Stated goal: Count, in the entries below, the lines in which "into" occurs. Give the number, nothing more.

##############################

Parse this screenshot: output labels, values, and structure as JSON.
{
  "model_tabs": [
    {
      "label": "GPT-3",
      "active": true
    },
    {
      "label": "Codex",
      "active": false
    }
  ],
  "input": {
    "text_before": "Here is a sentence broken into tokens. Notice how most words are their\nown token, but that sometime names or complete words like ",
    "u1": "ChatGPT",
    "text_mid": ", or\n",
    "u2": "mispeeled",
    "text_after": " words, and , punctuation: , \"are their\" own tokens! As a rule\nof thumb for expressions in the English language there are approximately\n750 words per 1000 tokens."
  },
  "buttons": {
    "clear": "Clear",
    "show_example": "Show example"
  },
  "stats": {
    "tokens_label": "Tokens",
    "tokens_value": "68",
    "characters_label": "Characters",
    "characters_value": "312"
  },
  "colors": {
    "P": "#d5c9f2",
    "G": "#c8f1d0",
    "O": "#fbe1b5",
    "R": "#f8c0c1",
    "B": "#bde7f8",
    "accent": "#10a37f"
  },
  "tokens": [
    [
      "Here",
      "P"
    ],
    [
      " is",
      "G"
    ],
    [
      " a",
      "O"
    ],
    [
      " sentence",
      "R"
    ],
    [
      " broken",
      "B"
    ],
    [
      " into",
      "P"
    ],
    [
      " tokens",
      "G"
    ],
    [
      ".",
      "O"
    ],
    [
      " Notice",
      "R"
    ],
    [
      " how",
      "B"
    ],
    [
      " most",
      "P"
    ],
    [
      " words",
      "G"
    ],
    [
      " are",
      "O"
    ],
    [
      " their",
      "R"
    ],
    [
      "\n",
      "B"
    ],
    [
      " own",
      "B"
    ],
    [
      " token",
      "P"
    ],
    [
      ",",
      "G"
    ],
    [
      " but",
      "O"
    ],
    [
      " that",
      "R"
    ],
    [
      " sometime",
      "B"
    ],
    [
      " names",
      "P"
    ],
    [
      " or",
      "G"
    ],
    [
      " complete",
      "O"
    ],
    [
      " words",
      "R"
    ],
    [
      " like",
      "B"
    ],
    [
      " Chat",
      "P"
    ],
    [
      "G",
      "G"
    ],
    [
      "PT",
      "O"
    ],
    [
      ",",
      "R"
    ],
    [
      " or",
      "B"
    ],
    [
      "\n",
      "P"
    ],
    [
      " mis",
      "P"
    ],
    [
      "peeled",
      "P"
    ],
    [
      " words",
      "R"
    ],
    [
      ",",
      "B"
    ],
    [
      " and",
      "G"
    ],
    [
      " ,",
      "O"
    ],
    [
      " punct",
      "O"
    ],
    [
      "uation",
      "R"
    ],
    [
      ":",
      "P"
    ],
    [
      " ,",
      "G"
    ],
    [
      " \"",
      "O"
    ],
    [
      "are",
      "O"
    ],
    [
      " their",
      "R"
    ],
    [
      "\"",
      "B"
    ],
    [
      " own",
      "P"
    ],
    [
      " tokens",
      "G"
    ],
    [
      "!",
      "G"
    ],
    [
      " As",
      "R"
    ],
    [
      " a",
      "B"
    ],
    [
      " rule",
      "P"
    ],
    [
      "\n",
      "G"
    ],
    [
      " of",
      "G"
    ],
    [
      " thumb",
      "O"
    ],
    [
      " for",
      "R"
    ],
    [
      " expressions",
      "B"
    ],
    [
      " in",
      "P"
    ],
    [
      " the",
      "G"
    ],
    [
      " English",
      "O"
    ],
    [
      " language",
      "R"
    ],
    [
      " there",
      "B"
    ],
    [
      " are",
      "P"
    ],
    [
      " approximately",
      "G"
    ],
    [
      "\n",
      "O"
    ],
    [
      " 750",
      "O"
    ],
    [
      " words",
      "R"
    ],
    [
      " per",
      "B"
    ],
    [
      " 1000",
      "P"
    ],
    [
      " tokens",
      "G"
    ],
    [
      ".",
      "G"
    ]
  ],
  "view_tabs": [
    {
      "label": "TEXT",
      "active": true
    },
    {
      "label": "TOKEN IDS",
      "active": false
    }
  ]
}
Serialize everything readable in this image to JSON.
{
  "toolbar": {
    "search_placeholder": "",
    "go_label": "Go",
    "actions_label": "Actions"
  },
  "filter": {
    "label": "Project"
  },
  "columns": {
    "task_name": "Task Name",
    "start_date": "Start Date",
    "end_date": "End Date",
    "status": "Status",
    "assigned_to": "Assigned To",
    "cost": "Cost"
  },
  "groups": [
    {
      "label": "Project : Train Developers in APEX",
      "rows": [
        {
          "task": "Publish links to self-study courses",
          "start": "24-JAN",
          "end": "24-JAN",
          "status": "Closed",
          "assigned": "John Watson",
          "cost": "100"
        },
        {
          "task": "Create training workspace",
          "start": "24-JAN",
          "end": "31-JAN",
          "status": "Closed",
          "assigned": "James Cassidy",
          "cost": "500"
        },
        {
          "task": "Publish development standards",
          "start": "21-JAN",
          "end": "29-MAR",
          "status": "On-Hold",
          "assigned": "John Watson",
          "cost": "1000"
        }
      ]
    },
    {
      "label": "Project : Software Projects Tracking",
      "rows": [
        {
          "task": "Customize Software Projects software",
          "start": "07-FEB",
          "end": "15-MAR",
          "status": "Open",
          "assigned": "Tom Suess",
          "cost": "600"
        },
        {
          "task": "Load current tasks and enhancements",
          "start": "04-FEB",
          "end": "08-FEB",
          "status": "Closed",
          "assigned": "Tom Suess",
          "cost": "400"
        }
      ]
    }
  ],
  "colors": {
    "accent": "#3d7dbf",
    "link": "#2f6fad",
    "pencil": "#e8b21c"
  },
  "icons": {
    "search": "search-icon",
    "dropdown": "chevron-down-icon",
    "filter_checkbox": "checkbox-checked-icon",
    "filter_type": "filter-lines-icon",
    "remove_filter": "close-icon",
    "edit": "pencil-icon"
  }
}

##############################

Solution to the exercise: 2